STATED TASK: Seek out every line containing the word "Battery", and copy each.

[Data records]
========

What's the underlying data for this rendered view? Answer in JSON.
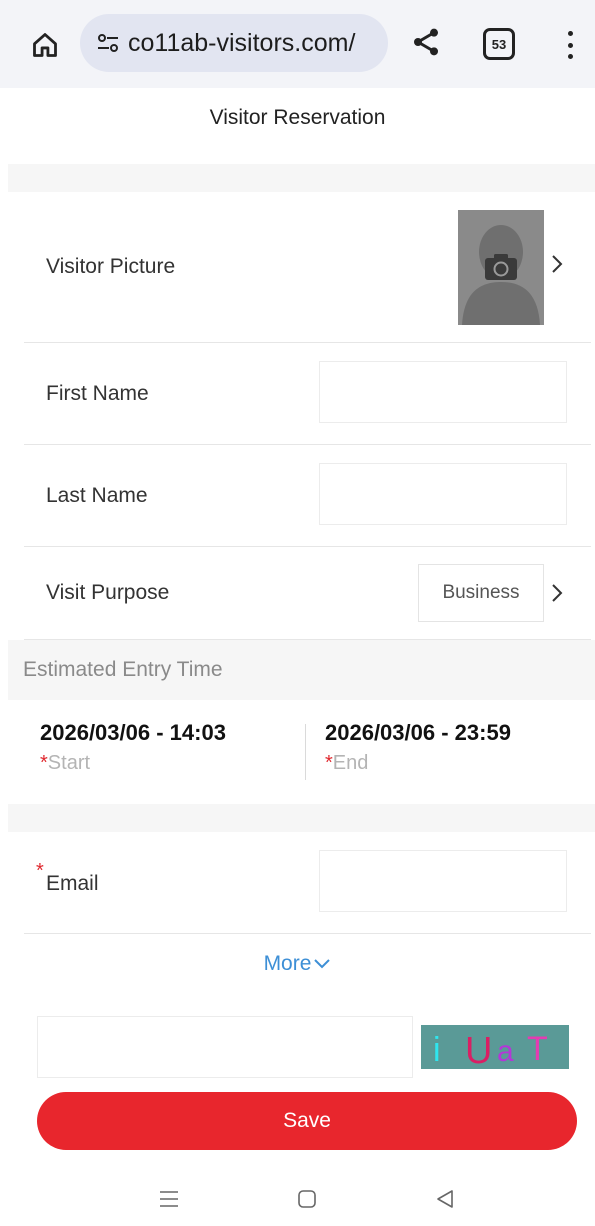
{
  "browser": {
    "url": "co11ab-visitors.com/",
    "tab_count": "53",
    "icons": [
      "home-icon",
      "site-settings-icon",
      "share-icon",
      "tab-switcher-icon",
      "more-vert-icon"
    ]
  },
  "page": {
    "title": "Visitor Reservation"
  },
  "form": {
    "visitor_picture": {
      "label": "Visitor Picture",
      "icon": "camera-icon"
    },
    "first_name": {
      "label": "First Name",
      "value": ""
    },
    "last_name": {
      "label": "Last Name",
      "value": ""
    },
    "visit_purpose": {
      "label": "Visit Purpose",
      "value": "Business"
    },
    "entry_time": {
      "section_label": "Estimated Entry Time",
      "start": {
        "value": "2026/03/06 - 14:03",
        "label": "Start",
        "required_mark": "*"
      },
      "end": {
        "value": "2026/03/06 - 23:59",
        "label": "End",
        "required_mark": "*"
      }
    },
    "email": {
      "label": "Email",
      "required_mark": "*",
      "value": ""
    },
    "more_label": "More",
    "captcha": {
      "value": "",
      "text": "i UaT"
    },
    "save_label": "Save"
  },
  "colors": {
    "accent_red": "#e8262d",
    "link_blue": "#3d8fd6",
    "required_red": "#e0282e",
    "captcha_bg": "#5a9a97"
  },
  "system_nav": {
    "icons": [
      "recents-icon",
      "home-square-icon",
      "back-triangle-icon"
    ]
  }
}
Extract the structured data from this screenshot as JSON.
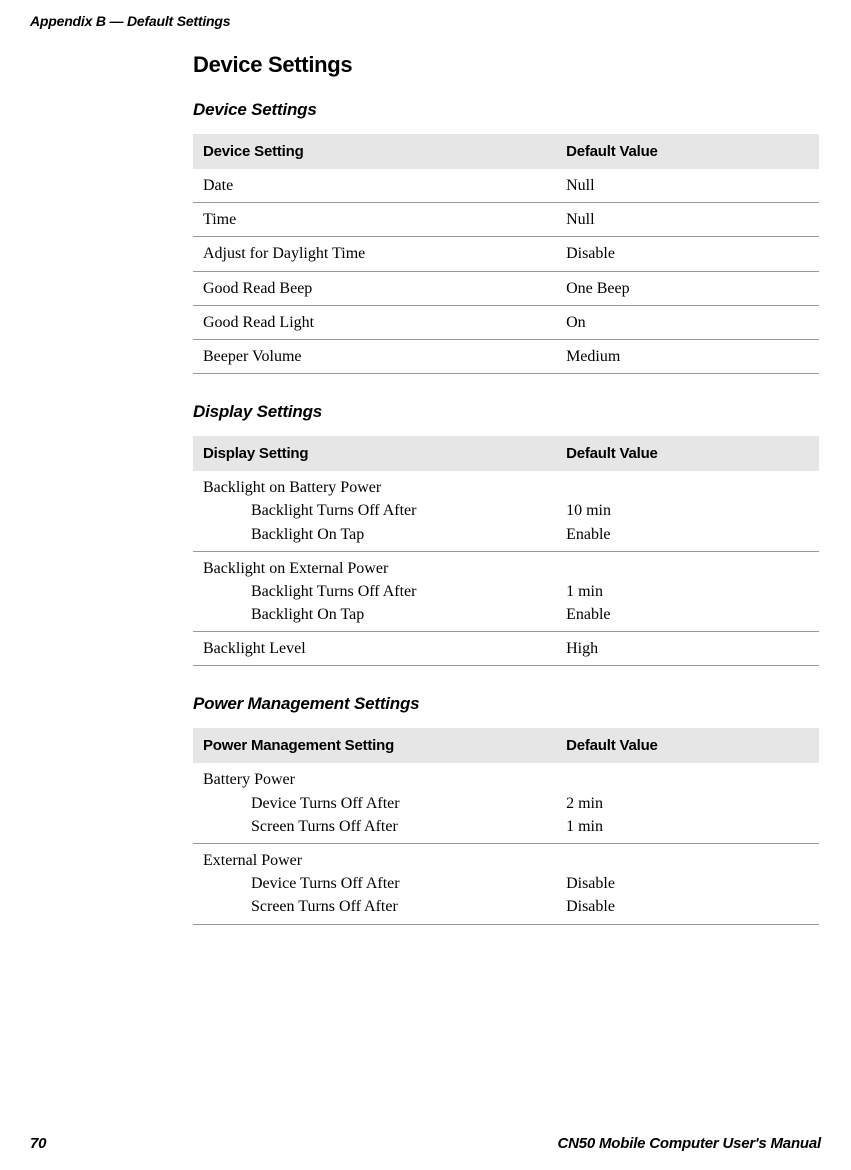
{
  "header": "Appendix B — Default Settings",
  "section_title": "Device Settings",
  "tables": [
    {
      "title": "Device Settings",
      "col1_header": "Device Setting",
      "col2_header": "Default Value",
      "rows": [
        {
          "setting": "Date",
          "value": "Null"
        },
        {
          "setting": "Time",
          "value": "Null"
        },
        {
          "setting": "Adjust for Daylight Time",
          "value": "Disable"
        },
        {
          "setting": "Good Read Beep",
          "value": "One Beep"
        },
        {
          "setting": "Good Read Light",
          "value": "On"
        },
        {
          "setting": "Beeper Volume",
          "value": "Medium"
        }
      ]
    },
    {
      "title": "Display Settings",
      "col1_header": "Display Setting",
      "col2_header": "Default Value",
      "rows": [
        {
          "setting": "Backlight on Battery Power",
          "sub": [
            {
              "label": "Backlight Turns Off After",
              "value": "10 min"
            },
            {
              "label": "Backlight On Tap",
              "value": "Enable"
            }
          ]
        },
        {
          "setting": "Backlight on External Power",
          "sub": [
            {
              "label": "Backlight Turns Off After",
              "value": "1 min"
            },
            {
              "label": "Backlight On Tap",
              "value": "Enable"
            }
          ]
        },
        {
          "setting": "Backlight Level",
          "value": "High"
        }
      ]
    },
    {
      "title": "Power Management Settings",
      "col1_header": "Power Management Setting",
      "col2_header": "Default Value",
      "rows": [
        {
          "setting": "Battery Power",
          "sub": [
            {
              "label": "Device Turns Off After",
              "value": "2 min"
            },
            {
              "label": "Screen Turns Off After",
              "value": "1 min"
            }
          ]
        },
        {
          "setting": "External Power",
          "sub": [
            {
              "label": "Device Turns Off After",
              "value": "Disable"
            },
            {
              "label": "Screen Turns Off After",
              "value": "Disable"
            }
          ]
        }
      ]
    }
  ],
  "footer": {
    "page": "70",
    "manual": "CN50 Mobile Computer User's Manual"
  }
}
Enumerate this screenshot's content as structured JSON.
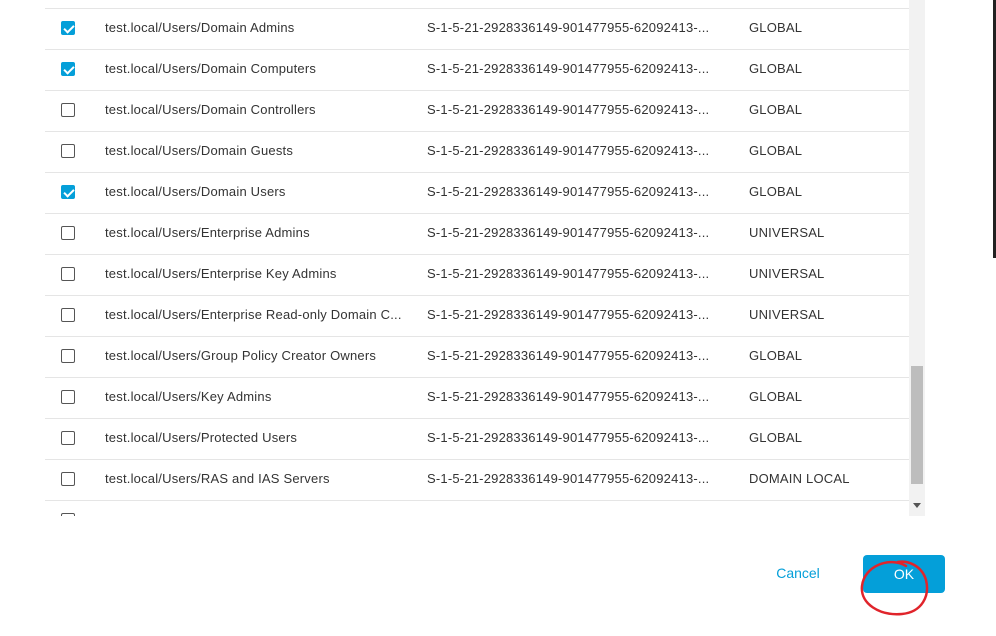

========

TASK SOLUTION:
          "setting": "Backlight on Battery Power",
          "setting": "Battery Power",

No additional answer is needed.